▶ _Stated exercise_
Skip the images and copy each record exactly as written.

Stored data:
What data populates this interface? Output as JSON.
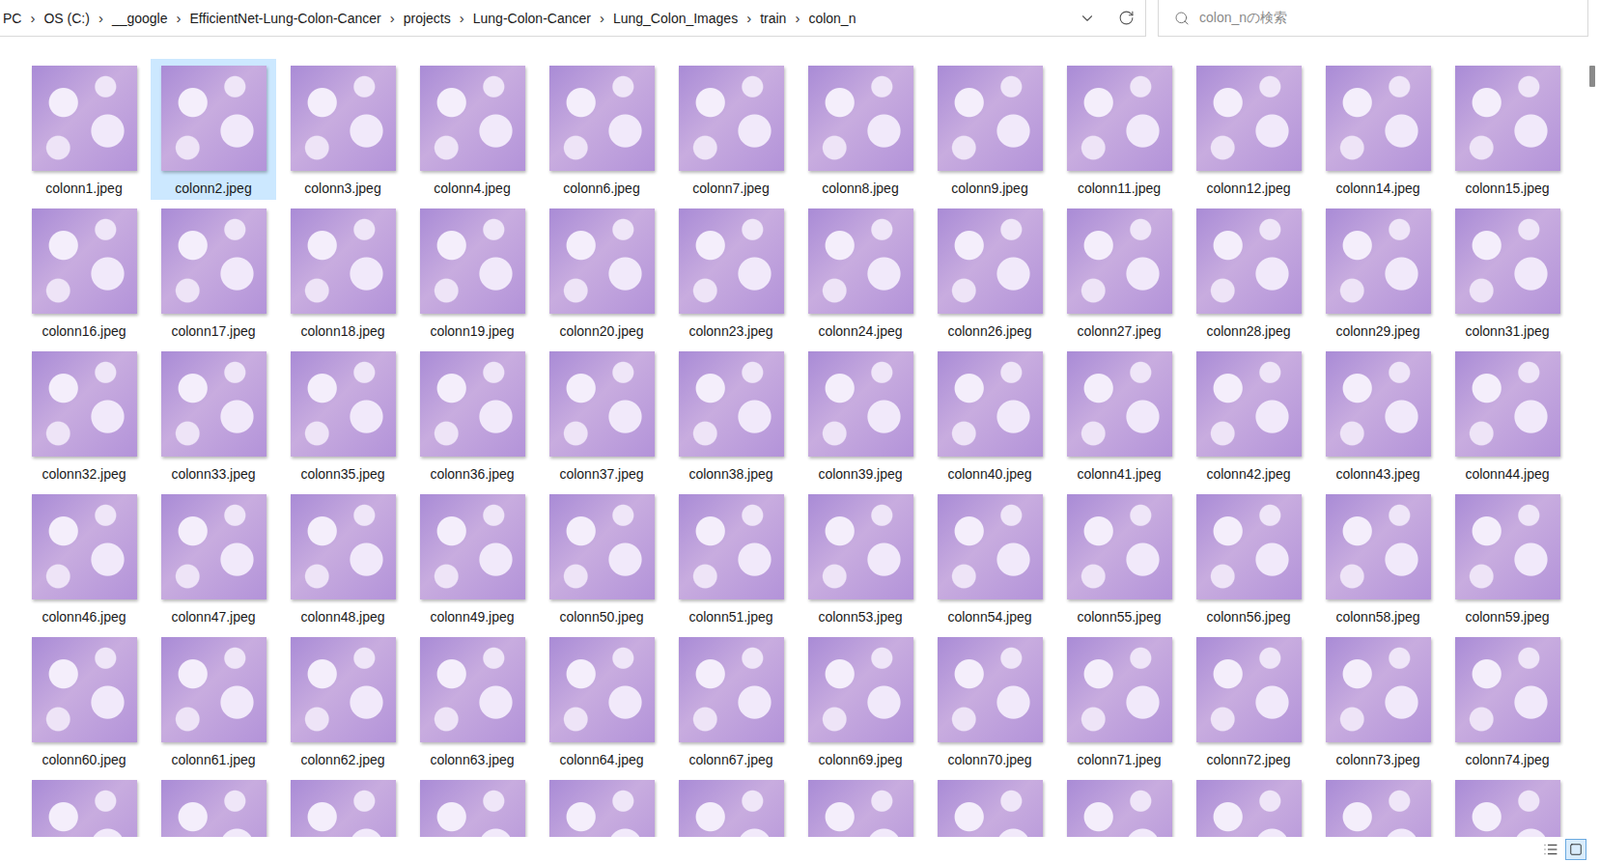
{
  "address_bar": {
    "separator": "›",
    "crumbs": [
      "PC",
      "OS (C:)",
      "__google",
      "EfficientNet-Lung-Colon-Cancer",
      "projects",
      "Lung-Colon-Cancer",
      "Lung_Colon_Images",
      "train",
      "colon_n"
    ]
  },
  "search": {
    "placeholder": "colon_nの検索"
  },
  "files": [
    {
      "name": "colonn1.jpeg",
      "selected": false
    },
    {
      "name": "colonn2.jpeg",
      "selected": true
    },
    {
      "name": "colonn3.jpeg",
      "selected": false
    },
    {
      "name": "colonn4.jpeg",
      "selected": false
    },
    {
      "name": "colonn6.jpeg",
      "selected": false
    },
    {
      "name": "colonn7.jpeg",
      "selected": false
    },
    {
      "name": "colonn8.jpeg",
      "selected": false
    },
    {
      "name": "colonn9.jpeg",
      "selected": false
    },
    {
      "name": "colonn11.jpeg",
      "selected": false
    },
    {
      "name": "colonn12.jpeg",
      "selected": false
    },
    {
      "name": "colonn14.jpeg",
      "selected": false
    },
    {
      "name": "colonn15.jpeg",
      "selected": false
    },
    {
      "name": "colonn16.jpeg",
      "selected": false
    },
    {
      "name": "colonn17.jpeg",
      "selected": false
    },
    {
      "name": "colonn18.jpeg",
      "selected": false
    },
    {
      "name": "colonn19.jpeg",
      "selected": false
    },
    {
      "name": "colonn20.jpeg",
      "selected": false
    },
    {
      "name": "colonn23.jpeg",
      "selected": false
    },
    {
      "name": "colonn24.jpeg",
      "selected": false
    },
    {
      "name": "colonn26.jpeg",
      "selected": false
    },
    {
      "name": "colonn27.jpeg",
      "selected": false
    },
    {
      "name": "colonn28.jpeg",
      "selected": false
    },
    {
      "name": "colonn29.jpeg",
      "selected": false
    },
    {
      "name": "colonn31.jpeg",
      "selected": false
    },
    {
      "name": "colonn32.jpeg",
      "selected": false
    },
    {
      "name": "colonn33.jpeg",
      "selected": false
    },
    {
      "name": "colonn35.jpeg",
      "selected": false
    },
    {
      "name": "colonn36.jpeg",
      "selected": false
    },
    {
      "name": "colonn37.jpeg",
      "selected": false
    },
    {
      "name": "colonn38.jpeg",
      "selected": false
    },
    {
      "name": "colonn39.jpeg",
      "selected": false
    },
    {
      "name": "colonn40.jpeg",
      "selected": false
    },
    {
      "name": "colonn41.jpeg",
      "selected": false
    },
    {
      "name": "colonn42.jpeg",
      "selected": false
    },
    {
      "name": "colonn43.jpeg",
      "selected": false
    },
    {
      "name": "colonn44.jpeg",
      "selected": false
    },
    {
      "name": "colonn46.jpeg",
      "selected": false
    },
    {
      "name": "colonn47.jpeg",
      "selected": false
    },
    {
      "name": "colonn48.jpeg",
      "selected": false
    },
    {
      "name": "colonn49.jpeg",
      "selected": false
    },
    {
      "name": "colonn50.jpeg",
      "selected": false
    },
    {
      "name": "colonn51.jpeg",
      "selected": false
    },
    {
      "name": "colonn53.jpeg",
      "selected": false
    },
    {
      "name": "colonn54.jpeg",
      "selected": false
    },
    {
      "name": "colonn55.jpeg",
      "selected": false
    },
    {
      "name": "colonn56.jpeg",
      "selected": false
    },
    {
      "name": "colonn58.jpeg",
      "selected": false
    },
    {
      "name": "colonn59.jpeg",
      "selected": false
    },
    {
      "name": "colonn60.jpeg",
      "selected": false
    },
    {
      "name": "colonn61.jpeg",
      "selected": false
    },
    {
      "name": "colonn62.jpeg",
      "selected": false
    },
    {
      "name": "colonn63.jpeg",
      "selected": false
    },
    {
      "name": "colonn64.jpeg",
      "selected": false
    },
    {
      "name": "colonn67.jpeg",
      "selected": false
    },
    {
      "name": "colonn69.jpeg",
      "selected": false
    },
    {
      "name": "colonn70.jpeg",
      "selected": false
    },
    {
      "name": "colonn71.jpeg",
      "selected": false
    },
    {
      "name": "colonn72.jpeg",
      "selected": false
    },
    {
      "name": "colonn73.jpeg",
      "selected": false
    },
    {
      "name": "colonn74.jpeg",
      "selected": false
    },
    {
      "name": "",
      "selected": false
    },
    {
      "name": "",
      "selected": false
    },
    {
      "name": "",
      "selected": false
    },
    {
      "name": "",
      "selected": false
    },
    {
      "name": "",
      "selected": false
    },
    {
      "name": "",
      "selected": false
    },
    {
      "name": "",
      "selected": false
    },
    {
      "name": "",
      "selected": false
    },
    {
      "name": "",
      "selected": false
    },
    {
      "name": "",
      "selected": false
    },
    {
      "name": "",
      "selected": false
    },
    {
      "name": "",
      "selected": false
    }
  ],
  "view_modes": [
    {
      "kind": "details",
      "selected": false
    },
    {
      "kind": "large-icons",
      "selected": true
    }
  ]
}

▶ _Task result_
What data populates this interface? Output as JSON.
{
  "address_bar": {
    "separator": "›",
    "crumbs": [
      "PC",
      "OS (C:)",
      "__google",
      "EfficientNet-Lung-Colon-Cancer",
      "projects",
      "Lung-Colon-Cancer",
      "Lung_Colon_Images",
      "train",
      "colon_n"
    ]
  },
  "search": {
    "placeholder": "colon_nの検索"
  },
  "files": [
    {
      "name": "colonn1.jpeg",
      "selected": false
    },
    {
      "name": "colonn2.jpeg",
      "selected": true
    },
    {
      "name": "colonn3.jpeg",
      "selected": false
    },
    {
      "name": "colonn4.jpeg",
      "selected": false
    },
    {
      "name": "colonn6.jpeg",
      "selected": false
    },
    {
      "name": "colonn7.jpeg",
      "selected": false
    },
    {
      "name": "colonn8.jpeg",
      "selected": false
    },
    {
      "name": "colonn9.jpeg",
      "selected": false
    },
    {
      "name": "colonn11.jpeg",
      "selected": false
    },
    {
      "name": "colonn12.jpeg",
      "selected": false
    },
    {
      "name": "colonn14.jpeg",
      "selected": false
    },
    {
      "name": "colonn15.jpeg",
      "selected": false
    },
    {
      "name": "colonn16.jpeg",
      "selected": false
    },
    {
      "name": "colonn17.jpeg",
      "selected": false
    },
    {
      "name": "colonn18.jpeg",
      "selected": false
    },
    {
      "name": "colonn19.jpeg",
      "selected": false
    },
    {
      "name": "colonn20.jpeg",
      "selected": false
    },
    {
      "name": "colonn23.jpeg",
      "selected": false
    },
    {
      "name": "colonn24.jpeg",
      "selected": false
    },
    {
      "name": "colonn26.jpeg",
      "selected": false
    },
    {
      "name": "colonn27.jpeg",
      "selected": false
    },
    {
      "name": "colonn28.jpeg",
      "selected": false
    },
    {
      "name": "colonn29.jpeg",
      "selected": false
    },
    {
      "name": "colonn31.jpeg",
      "selected": false
    },
    {
      "name": "colonn32.jpeg",
      "selected": false
    },
    {
      "name": "colonn33.jpeg",
      "selected": false
    },
    {
      "name": "colonn35.jpeg",
      "selected": false
    },
    {
      "name": "colonn36.jpeg",
      "selected": false
    },
    {
      "name": "colonn37.jpeg",
      "selected": false
    },
    {
      "name": "colonn38.jpeg",
      "selected": false
    },
    {
      "name": "colonn39.jpeg",
      "selected": false
    },
    {
      "name": "colonn40.jpeg",
      "selected": false
    },
    {
      "name": "colonn41.jpeg",
      "selected": false
    },
    {
      "name": "colonn42.jpeg",
      "selected": false
    },
    {
      "name": "colonn43.jpeg",
      "selected": false
    },
    {
      "name": "colonn44.jpeg",
      "selected": false
    },
    {
      "name": "colonn46.jpeg",
      "selected": false
    },
    {
      "name": "colonn47.jpeg",
      "selected": false
    },
    {
      "name": "colonn48.jpeg",
      "selected": false
    },
    {
      "name": "colonn49.jpeg",
      "selected": false
    },
    {
      "name": "colonn50.jpeg",
      "selected": false
    },
    {
      "name": "colonn51.jpeg",
      "selected": false
    },
    {
      "name": "colonn53.jpeg",
      "selected": false
    },
    {
      "name": "colonn54.jpeg",
      "selected": false
    },
    {
      "name": "colonn55.jpeg",
      "selected": false
    },
    {
      "name": "colonn56.jpeg",
      "selected": false
    },
    {
      "name": "colonn58.jpeg",
      "selected": false
    },
    {
      "name": "colonn59.jpeg",
      "selected": false
    },
    {
      "name": "colonn60.jpeg",
      "selected": false
    },
    {
      "name": "colonn61.jpeg",
      "selected": false
    },
    {
      "name": "colonn62.jpeg",
      "selected": false
    },
    {
      "name": "colonn63.jpeg",
      "selected": false
    },
    {
      "name": "colonn64.jpeg",
      "selected": false
    },
    {
      "name": "colonn67.jpeg",
      "selected": false
    },
    {
      "name": "colonn69.jpeg",
      "selected": false
    },
    {
      "name": "colonn70.jpeg",
      "selected": false
    },
    {
      "name": "colonn71.jpeg",
      "selected": false
    },
    {
      "name": "colonn72.jpeg",
      "selected": false
    },
    {
      "name": "colonn73.jpeg",
      "selected": false
    },
    {
      "name": "colonn74.jpeg",
      "selected": false
    },
    {
      "name": "",
      "selected": false
    },
    {
      "name": "",
      "selected": false
    },
    {
      "name": "",
      "selected": false
    },
    {
      "name": "",
      "selected": false
    },
    {
      "name": "",
      "selected": false
    },
    {
      "name": "",
      "selected": false
    },
    {
      "name": "",
      "selected": false
    },
    {
      "name": "",
      "selected": false
    },
    {
      "name": "",
      "selected": false
    },
    {
      "name": "",
      "selected": false
    },
    {
      "name": "",
      "selected": false
    },
    {
      "name": "",
      "selected": false
    }
  ],
  "view_modes": [
    {
      "kind": "details",
      "selected": false
    },
    {
      "kind": "large-icons",
      "selected": true
    }
  ]
}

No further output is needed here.